# WHAT IS EXPECTED
Where the line holding "Transcribe this image's" appears, start copying, and continue exactly through the last line of the listing, skipping pictures.

# EXERCISE MATERIAL
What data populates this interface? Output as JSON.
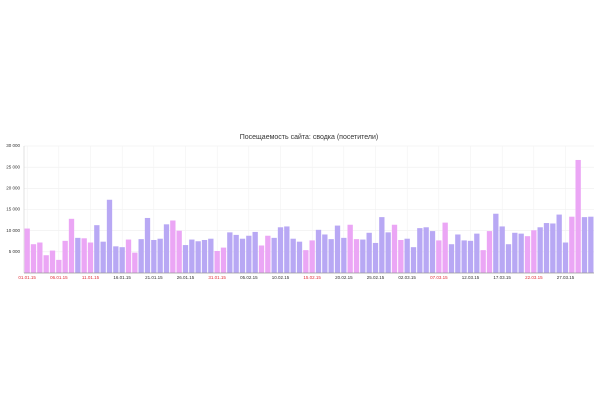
{
  "chart_data": {
    "type": "bar",
    "title": "Посещаемость сайта: сводка (посетители)",
    "categories": [
      "01.01.15",
      null,
      null,
      null,
      null,
      "06.01.15",
      null,
      null,
      null,
      null,
      "11.01.15",
      null,
      null,
      null,
      null,
      "16.01.15",
      null,
      null,
      null,
      null,
      "21.01.15",
      null,
      null,
      null,
      null,
      "26.01.15",
      null,
      null,
      null,
      null,
      "31.01.15",
      null,
      null,
      null,
      null,
      "05.02.15",
      null,
      null,
      null,
      null,
      "10.02.15",
      null,
      null,
      null,
      null,
      "15.02.15",
      null,
      null,
      null,
      null,
      "20.02.15",
      null,
      null,
      null,
      null,
      "25.02.15",
      null,
      null,
      null,
      null,
      "02.03.15",
      null,
      null,
      null,
      null,
      "07.03.15",
      null,
      null,
      null,
      null,
      "12.03.15",
      null,
      null,
      null,
      null,
      "17.03.15",
      null,
      null,
      null,
      null,
      "22.03.15",
      null,
      null,
      null,
      null,
      "27.03.15",
      null,
      null,
      null,
      null
    ],
    "values": [
      10500,
      6800,
      7200,
      4200,
      5300,
      3100,
      7600,
      12800,
      8300,
      8200,
      7200,
      11300,
      7400,
      17300,
      6300,
      6100,
      7900,
      4800,
      8000,
      13000,
      7800,
      8100,
      11500,
      12400,
      10000,
      6600,
      7900,
      7500,
      7800,
      8100,
      5200,
      6000,
      9600,
      9000,
      8100,
      8800,
      9700,
      6500,
      8800,
      8300,
      10800,
      11000,
      8100,
      7400,
      5400,
      7700,
      10200,
      9100,
      8000,
      11200,
      8300,
      11400,
      8000,
      7900,
      9500,
      7100,
      13200,
      9600,
      11400,
      7800,
      8100,
      6100,
      10600,
      10800,
      9900,
      7700,
      11900,
      6800,
      9100,
      7700,
      7600,
      9300,
      5400,
      9900,
      14000,
      11000,
      6800,
      9500,
      9300,
      8700,
      10100,
      10800,
      11800,
      11700,
      13800,
      7200,
      13300,
      26700,
      13200,
      13300
    ],
    "bar_colors": [
      "#eba6f5",
      "#eba6f5",
      "#eba6f5",
      "#eba6f5",
      "#eba6f5",
      "#eba6f5",
      "#eba6f5",
      "#eba6f5",
      "#b8a8f4",
      "#eba6f5",
      "#eba6f5",
      "#b8a8f4",
      "#b8a8f4",
      "#b8a8f4",
      "#b8a8f4",
      "#b8a8f4",
      "#eba6f5",
      "#eba6f5",
      "#b8a8f4",
      "#b8a8f4",
      "#b8a8f4",
      "#b8a8f4",
      "#b8a8f4",
      "#eba6f5",
      "#eba6f5",
      "#b8a8f4",
      "#b8a8f4",
      "#b8a8f4",
      "#b8a8f4",
      "#b8a8f4",
      "#eba6f5",
      "#eba6f5",
      "#b8a8f4",
      "#b8a8f4",
      "#b8a8f4",
      "#b8a8f4",
      "#b8a8f4",
      "#eba6f5",
      "#eba6f5",
      "#b8a8f4",
      "#b8a8f4",
      "#b8a8f4",
      "#b8a8f4",
      "#b8a8f4",
      "#eba6f5",
      "#eba6f5",
      "#b8a8f4",
      "#b8a8f4",
      "#b8a8f4",
      "#b8a8f4",
      "#b8a8f4",
      "#eba6f5",
      "#eba6f5",
      "#b8a8f4",
      "#b8a8f4",
      "#b8a8f4",
      "#b8a8f4",
      "#b8a8f4",
      "#eba6f5",
      "#eba6f5",
      "#b8a8f4",
      "#b8a8f4",
      "#b8a8f4",
      "#b8a8f4",
      "#b8a8f4",
      "#eba6f5",
      "#eba6f5",
      "#b8a8f4",
      "#b8a8f4",
      "#b8a8f4",
      "#b8a8f4",
      "#b8a8f4",
      "#eba6f5",
      "#eba6f5",
      "#b8a8f4",
      "#b8a8f4",
      "#b8a8f4",
      "#b8a8f4",
      "#b8a8f4",
      "#eba6f5",
      "#eba6f5",
      "#b8a8f4",
      "#b8a8f4",
      "#b8a8f4",
      "#b8a8f4",
      "#b8a8f4",
      "#eba6f5",
      "#eba6f5",
      "#b8a8f4",
      "#b8a8f4"
    ],
    "ylim": [
      0,
      30000
    ],
    "yticks": [
      {
        "value": 5000,
        "label": "5 000"
      },
      {
        "value": 10000,
        "label": "10 000"
      },
      {
        "value": 15000,
        "label": "15 000"
      },
      {
        "value": 20000,
        "label": "20 000"
      },
      {
        "value": 25000,
        "label": "25 000"
      },
      {
        "value": 30000,
        "label": "30 000"
      }
    ],
    "grid": true
  }
}
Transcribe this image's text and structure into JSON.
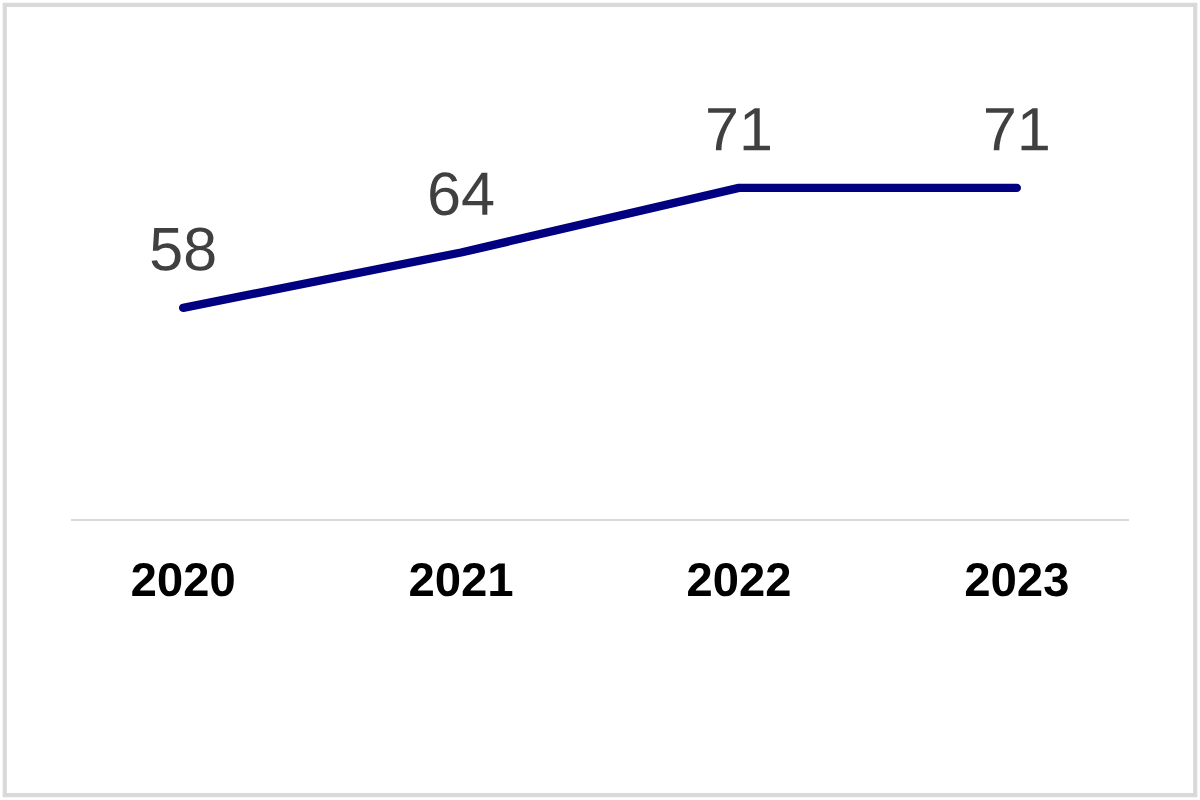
{
  "chart_data": {
    "type": "line",
    "categories": [
      "2020",
      "2021",
      "2022",
      "2023"
    ],
    "series": [
      {
        "color": "#000080",
        "values": [
          58,
          64,
          71,
          71
        ]
      }
    ],
    "data_labels": true,
    "grid": false,
    "tick_labels": "x",
    "marker": "none",
    "line_style": "solid"
  }
}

# WRITTEN ANSWER
Transcribe this image's text and structure into JSON.
{
  "chart_data": {
    "type": "line",
    "categories": [
      "2020",
      "2021",
      "2022",
      "2023"
    ],
    "series": [
      {
        "color": "#000080",
        "values": [
          58,
          64,
          71,
          71
        ]
      }
    ],
    "data_labels": true,
    "grid": false,
    "tick_labels": "x",
    "marker": "none",
    "line_style": "solid"
  }
}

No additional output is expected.